Description of the task »
Your answer should be one number: how many lines of the data include the string "mini"?

======== Listed entries

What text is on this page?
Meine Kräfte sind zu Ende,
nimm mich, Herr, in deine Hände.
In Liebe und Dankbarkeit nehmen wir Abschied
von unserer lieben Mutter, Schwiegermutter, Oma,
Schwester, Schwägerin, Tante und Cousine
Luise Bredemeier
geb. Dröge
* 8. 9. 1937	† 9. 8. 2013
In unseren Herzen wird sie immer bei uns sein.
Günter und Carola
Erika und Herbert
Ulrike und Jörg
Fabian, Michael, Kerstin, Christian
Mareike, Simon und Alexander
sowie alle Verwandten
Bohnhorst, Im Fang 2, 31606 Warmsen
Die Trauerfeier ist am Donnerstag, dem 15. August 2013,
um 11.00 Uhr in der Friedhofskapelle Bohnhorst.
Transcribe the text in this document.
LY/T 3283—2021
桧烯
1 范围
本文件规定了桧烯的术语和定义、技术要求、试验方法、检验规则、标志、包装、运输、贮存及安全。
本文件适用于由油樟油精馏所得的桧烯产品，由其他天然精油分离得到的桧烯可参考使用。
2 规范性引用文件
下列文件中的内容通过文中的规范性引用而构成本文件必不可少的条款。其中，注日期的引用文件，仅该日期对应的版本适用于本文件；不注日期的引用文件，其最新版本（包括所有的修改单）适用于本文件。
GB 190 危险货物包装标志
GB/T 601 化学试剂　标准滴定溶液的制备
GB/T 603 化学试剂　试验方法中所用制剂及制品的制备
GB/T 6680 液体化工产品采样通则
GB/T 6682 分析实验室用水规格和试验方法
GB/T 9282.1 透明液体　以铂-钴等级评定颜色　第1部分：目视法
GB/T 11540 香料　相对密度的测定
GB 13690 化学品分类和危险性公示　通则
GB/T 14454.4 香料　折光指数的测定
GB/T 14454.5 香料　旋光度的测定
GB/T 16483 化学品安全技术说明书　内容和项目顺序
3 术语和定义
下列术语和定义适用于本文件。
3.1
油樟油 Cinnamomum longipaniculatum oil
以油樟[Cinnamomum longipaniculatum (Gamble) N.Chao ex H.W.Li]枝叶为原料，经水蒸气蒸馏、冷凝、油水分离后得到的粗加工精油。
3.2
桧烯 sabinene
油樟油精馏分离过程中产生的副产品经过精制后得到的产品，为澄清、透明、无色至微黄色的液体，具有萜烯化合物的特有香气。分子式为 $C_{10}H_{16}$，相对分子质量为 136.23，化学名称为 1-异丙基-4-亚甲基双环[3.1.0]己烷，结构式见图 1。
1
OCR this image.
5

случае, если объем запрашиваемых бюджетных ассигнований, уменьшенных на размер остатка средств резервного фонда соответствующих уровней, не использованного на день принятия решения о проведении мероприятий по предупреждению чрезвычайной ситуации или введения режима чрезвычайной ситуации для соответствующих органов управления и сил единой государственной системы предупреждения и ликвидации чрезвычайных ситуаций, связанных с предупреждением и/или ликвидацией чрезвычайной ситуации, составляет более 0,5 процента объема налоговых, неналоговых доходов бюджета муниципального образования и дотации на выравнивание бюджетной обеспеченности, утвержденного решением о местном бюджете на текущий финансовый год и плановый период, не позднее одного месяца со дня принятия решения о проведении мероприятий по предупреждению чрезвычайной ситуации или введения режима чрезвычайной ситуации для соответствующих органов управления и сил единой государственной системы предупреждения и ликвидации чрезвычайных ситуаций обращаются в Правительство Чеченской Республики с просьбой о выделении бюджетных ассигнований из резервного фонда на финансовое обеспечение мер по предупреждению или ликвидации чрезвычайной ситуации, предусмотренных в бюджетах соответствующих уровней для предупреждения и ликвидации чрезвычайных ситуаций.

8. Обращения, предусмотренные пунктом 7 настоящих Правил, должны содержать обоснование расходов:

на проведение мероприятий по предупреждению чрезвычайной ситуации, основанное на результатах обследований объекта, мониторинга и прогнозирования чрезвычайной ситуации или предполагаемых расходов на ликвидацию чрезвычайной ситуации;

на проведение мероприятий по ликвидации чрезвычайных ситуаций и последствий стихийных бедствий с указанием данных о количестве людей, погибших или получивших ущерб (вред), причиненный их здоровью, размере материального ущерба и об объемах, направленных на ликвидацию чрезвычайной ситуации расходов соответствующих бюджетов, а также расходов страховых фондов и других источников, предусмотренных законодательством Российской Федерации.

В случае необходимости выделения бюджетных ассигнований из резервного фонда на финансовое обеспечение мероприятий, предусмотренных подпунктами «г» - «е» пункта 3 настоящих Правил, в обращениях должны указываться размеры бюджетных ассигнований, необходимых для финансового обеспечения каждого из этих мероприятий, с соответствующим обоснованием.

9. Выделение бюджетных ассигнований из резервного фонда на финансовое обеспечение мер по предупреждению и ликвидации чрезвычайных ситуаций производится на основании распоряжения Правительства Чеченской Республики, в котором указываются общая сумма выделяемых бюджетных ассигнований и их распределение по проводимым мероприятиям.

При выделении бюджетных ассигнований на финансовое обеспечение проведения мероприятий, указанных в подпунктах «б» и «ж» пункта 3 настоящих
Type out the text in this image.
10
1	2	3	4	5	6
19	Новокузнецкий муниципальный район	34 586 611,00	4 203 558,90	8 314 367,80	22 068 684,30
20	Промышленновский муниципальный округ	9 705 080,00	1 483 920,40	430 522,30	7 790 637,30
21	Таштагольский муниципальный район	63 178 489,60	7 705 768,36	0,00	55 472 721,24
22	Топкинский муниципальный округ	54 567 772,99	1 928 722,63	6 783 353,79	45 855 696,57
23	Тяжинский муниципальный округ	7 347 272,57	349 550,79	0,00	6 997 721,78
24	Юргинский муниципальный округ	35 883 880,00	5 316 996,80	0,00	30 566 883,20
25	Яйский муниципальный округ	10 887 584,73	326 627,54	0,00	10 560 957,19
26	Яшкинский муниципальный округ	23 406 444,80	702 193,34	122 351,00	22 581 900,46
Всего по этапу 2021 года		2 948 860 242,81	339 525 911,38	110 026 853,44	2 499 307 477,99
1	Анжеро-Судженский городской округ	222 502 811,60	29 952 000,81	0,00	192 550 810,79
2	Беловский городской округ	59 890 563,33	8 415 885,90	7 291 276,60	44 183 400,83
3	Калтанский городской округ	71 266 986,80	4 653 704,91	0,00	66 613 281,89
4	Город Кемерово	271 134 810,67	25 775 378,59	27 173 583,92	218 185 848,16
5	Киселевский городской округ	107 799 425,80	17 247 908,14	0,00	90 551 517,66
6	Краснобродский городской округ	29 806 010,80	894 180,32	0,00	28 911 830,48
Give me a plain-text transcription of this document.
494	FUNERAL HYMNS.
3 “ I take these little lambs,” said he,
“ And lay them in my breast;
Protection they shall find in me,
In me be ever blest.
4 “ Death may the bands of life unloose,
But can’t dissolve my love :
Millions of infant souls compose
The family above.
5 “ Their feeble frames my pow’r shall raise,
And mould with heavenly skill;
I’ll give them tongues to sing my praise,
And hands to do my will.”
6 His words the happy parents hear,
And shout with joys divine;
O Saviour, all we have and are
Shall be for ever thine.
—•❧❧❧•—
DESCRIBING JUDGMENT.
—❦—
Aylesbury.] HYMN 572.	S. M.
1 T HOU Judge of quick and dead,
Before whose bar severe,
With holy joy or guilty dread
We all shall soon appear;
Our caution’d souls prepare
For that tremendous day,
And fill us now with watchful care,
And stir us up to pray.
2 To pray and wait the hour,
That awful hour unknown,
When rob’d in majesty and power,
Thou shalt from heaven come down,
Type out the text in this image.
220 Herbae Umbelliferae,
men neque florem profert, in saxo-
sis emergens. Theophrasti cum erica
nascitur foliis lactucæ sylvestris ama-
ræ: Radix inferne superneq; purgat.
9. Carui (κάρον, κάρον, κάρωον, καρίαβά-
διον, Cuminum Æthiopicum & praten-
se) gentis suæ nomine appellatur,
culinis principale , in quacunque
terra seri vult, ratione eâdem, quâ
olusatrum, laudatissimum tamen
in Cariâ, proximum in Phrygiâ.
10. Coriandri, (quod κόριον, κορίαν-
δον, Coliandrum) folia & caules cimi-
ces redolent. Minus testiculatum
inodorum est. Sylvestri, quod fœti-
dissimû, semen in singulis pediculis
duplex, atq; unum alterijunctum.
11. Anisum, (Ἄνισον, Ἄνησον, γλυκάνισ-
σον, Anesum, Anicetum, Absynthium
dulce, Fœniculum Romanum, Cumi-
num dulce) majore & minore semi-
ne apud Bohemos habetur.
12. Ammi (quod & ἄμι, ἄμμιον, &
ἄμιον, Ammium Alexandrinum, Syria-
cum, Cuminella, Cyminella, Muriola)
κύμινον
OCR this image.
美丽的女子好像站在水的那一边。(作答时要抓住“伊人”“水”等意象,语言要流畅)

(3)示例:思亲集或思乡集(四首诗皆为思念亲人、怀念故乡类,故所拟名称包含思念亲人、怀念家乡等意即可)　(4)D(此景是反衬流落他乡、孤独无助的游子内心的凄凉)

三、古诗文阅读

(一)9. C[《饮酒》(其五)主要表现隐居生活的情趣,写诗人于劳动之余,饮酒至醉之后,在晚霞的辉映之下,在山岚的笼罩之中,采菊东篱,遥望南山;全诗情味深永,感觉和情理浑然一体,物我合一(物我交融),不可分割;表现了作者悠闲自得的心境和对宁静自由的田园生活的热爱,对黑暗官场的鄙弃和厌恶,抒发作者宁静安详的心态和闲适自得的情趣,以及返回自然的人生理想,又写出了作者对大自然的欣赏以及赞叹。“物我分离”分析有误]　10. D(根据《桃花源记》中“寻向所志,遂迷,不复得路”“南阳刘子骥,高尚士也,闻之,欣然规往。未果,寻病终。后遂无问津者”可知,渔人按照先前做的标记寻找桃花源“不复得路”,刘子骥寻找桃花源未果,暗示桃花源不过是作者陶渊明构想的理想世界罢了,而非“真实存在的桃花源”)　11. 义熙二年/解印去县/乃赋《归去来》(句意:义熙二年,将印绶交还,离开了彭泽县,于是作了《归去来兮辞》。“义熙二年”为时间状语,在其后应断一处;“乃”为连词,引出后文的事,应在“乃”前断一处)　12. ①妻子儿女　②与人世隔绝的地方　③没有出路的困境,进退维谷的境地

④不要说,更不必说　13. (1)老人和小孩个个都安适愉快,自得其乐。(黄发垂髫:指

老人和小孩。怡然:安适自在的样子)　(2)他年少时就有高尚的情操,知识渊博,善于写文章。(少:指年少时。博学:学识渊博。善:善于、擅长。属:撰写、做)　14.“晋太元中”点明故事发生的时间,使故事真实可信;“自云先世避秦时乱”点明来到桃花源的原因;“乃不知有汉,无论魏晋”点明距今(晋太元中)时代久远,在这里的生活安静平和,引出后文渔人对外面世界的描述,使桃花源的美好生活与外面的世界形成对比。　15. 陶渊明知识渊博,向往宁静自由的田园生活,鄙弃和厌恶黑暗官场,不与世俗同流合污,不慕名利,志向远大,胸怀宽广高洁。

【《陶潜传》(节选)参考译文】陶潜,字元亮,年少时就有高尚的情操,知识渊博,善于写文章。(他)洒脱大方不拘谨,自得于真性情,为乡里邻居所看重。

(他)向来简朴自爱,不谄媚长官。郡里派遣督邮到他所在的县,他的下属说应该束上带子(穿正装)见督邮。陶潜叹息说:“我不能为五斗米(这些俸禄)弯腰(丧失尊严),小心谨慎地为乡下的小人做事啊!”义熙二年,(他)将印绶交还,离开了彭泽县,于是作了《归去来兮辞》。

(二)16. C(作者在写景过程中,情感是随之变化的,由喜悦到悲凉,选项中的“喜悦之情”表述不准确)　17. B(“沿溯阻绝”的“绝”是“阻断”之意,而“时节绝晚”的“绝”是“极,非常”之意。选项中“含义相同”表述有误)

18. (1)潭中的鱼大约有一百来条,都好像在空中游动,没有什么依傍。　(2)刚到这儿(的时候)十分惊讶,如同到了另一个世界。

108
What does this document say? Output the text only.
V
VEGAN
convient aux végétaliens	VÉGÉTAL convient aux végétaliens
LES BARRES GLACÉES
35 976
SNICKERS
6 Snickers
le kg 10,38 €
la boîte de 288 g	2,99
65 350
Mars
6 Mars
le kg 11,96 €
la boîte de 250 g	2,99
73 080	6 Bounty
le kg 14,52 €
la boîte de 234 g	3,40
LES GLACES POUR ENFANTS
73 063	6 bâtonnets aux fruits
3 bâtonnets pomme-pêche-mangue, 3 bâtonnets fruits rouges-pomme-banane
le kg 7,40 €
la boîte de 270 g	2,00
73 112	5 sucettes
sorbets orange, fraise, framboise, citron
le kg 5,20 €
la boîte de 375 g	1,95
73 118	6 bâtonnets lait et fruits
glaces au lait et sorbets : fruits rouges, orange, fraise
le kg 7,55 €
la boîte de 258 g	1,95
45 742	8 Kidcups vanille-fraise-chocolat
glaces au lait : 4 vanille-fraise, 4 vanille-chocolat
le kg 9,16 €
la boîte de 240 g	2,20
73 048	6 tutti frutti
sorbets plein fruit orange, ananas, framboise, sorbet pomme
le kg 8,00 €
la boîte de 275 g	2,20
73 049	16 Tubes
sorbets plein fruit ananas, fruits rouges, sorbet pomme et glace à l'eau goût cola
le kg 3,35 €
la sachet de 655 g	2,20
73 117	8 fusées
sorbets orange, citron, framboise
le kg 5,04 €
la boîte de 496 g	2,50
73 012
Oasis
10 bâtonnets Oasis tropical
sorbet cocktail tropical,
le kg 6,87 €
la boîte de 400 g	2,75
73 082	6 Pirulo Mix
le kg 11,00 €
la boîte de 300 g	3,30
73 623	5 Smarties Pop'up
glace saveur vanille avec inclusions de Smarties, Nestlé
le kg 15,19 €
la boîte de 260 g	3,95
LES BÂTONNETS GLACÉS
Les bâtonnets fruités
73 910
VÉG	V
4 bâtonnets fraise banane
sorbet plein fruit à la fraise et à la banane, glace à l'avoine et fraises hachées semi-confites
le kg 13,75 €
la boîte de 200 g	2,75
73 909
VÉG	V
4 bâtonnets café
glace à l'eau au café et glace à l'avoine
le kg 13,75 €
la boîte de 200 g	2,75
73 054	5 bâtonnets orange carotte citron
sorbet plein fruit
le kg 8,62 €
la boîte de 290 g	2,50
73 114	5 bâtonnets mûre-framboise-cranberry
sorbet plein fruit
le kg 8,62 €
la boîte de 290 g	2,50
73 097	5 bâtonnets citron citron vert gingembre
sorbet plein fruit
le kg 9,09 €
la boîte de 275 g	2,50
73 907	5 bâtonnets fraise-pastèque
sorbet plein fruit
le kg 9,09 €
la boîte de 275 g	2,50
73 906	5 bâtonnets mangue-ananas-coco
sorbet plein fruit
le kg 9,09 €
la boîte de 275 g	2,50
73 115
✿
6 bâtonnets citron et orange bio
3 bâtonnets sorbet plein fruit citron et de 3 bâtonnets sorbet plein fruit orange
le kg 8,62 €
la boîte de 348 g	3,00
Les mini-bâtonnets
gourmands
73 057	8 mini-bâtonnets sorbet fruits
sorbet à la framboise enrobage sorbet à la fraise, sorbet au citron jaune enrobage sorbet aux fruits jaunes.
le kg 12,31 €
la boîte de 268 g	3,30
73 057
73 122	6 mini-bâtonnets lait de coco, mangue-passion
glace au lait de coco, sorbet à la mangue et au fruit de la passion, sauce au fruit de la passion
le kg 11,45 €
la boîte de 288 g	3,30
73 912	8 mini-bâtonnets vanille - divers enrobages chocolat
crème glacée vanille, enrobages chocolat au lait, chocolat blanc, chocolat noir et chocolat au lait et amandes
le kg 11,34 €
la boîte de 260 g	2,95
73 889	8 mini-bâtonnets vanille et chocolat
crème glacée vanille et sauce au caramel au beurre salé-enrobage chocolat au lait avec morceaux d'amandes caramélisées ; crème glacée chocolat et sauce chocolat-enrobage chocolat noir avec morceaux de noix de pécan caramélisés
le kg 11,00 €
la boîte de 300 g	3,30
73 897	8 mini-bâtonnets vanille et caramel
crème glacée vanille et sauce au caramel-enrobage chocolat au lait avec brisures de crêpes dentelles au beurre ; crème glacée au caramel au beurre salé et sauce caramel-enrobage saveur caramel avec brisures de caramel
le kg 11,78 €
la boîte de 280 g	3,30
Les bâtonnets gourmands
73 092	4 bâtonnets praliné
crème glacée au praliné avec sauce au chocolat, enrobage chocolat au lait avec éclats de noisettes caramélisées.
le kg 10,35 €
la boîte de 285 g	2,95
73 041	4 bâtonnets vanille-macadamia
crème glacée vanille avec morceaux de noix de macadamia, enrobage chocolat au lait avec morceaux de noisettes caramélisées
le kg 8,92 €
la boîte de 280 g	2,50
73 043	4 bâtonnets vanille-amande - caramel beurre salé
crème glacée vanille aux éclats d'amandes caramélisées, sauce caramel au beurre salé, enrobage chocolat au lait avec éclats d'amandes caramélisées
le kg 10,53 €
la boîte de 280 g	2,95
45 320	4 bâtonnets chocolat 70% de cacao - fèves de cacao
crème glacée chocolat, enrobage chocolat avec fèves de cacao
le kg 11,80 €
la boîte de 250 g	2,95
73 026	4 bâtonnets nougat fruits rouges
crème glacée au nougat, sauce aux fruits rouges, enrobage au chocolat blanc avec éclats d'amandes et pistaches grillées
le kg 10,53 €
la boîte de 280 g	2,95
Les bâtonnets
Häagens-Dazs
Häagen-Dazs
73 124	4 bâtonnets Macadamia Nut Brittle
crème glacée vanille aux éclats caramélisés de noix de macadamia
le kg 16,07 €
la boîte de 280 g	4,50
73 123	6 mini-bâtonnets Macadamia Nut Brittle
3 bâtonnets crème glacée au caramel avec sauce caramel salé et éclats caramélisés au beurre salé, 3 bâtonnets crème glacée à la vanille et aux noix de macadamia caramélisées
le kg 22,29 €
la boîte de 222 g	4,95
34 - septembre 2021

================

Finished task »
7